TASK DETAILS >>
Duplicate the items word for word, starting at their first line and stopping after the line that contains "- cell-host: www", with both of those lines included.

RECORD LIST >>
■ ■ ■ ■

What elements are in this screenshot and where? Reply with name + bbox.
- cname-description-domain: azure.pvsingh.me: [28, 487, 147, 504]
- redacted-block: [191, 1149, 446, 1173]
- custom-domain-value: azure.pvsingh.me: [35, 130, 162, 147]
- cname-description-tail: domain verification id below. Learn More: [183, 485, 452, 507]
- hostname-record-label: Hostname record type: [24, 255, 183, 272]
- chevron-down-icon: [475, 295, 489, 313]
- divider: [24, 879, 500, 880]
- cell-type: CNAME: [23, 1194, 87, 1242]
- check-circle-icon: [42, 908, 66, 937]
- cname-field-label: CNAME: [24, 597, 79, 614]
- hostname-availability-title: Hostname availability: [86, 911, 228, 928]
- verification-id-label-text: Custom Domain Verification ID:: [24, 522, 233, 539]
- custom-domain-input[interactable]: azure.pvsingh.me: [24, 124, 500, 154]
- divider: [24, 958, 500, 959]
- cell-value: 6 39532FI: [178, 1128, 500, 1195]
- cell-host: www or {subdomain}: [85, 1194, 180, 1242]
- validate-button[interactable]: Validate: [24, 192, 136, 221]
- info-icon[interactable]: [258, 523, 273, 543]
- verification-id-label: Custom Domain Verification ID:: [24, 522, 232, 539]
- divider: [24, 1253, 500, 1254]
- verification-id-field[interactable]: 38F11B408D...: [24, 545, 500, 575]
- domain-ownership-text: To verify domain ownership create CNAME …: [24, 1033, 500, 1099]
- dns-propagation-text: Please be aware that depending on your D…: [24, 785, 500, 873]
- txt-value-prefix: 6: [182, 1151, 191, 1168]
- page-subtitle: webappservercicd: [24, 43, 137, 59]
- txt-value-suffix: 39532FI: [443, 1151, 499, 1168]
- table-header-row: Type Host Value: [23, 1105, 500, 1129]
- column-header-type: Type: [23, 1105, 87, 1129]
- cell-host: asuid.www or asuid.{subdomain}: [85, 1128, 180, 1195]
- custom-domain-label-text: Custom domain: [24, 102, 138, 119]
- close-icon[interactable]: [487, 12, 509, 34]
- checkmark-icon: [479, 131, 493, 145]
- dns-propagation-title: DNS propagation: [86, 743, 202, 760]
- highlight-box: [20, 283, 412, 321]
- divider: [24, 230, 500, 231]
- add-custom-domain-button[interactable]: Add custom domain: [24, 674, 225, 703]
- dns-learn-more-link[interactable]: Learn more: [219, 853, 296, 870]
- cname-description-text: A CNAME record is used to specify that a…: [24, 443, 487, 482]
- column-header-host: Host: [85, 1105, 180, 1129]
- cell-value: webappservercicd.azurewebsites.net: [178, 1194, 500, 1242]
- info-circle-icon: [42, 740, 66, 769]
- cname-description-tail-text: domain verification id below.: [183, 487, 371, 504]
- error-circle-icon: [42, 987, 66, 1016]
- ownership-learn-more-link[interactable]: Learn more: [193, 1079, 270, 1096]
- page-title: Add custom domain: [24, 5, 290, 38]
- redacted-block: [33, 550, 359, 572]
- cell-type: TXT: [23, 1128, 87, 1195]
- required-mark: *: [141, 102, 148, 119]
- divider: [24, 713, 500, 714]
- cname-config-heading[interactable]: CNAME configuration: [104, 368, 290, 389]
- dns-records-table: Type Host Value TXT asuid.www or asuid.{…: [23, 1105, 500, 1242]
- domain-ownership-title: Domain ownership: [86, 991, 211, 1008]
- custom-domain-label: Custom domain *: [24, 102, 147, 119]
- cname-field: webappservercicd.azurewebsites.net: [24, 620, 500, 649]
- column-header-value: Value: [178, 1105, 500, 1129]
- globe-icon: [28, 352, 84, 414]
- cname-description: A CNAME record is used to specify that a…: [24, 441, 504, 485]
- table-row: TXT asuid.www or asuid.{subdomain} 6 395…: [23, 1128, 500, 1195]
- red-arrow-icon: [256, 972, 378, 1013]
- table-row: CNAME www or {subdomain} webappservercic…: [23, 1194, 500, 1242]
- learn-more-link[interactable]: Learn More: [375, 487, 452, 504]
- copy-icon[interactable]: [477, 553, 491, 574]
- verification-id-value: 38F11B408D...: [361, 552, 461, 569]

■ ■ ■ ■

REPLY >>
What elements are in this screenshot and where? Reply with name + bbox.
- cname-description-domain: azure.pvsingh.me: [28, 487, 147, 504]
- redacted-block: [191, 1149, 446, 1173]
- custom-domain-value: azure.pvsingh.me: [35, 130, 162, 147]
- cname-description-tail: domain verification id below. Learn More: [183, 485, 452, 507]
- hostname-record-label: Hostname record type: [24, 255, 183, 272]
- chevron-down-icon: [475, 295, 489, 313]
- divider: [24, 879, 500, 880]
- cell-type: CNAME: [23, 1194, 87, 1242]
- check-circle-icon: [42, 908, 66, 937]
- cname-field-label: CNAME: [24, 597, 79, 614]
- hostname-availability-title: Hostname availability: [86, 911, 228, 928]
- verification-id-label-text: Custom Domain Verification ID:: [24, 522, 233, 539]
- custom-domain-input[interactable]: azure.pvsingh.me: [24, 124, 500, 154]
- divider: [24, 958, 500, 959]
- cell-value: 6 39532FI: [178, 1128, 500, 1195]
- cell-host: www or {subdomain}: [85, 1194, 180, 1242]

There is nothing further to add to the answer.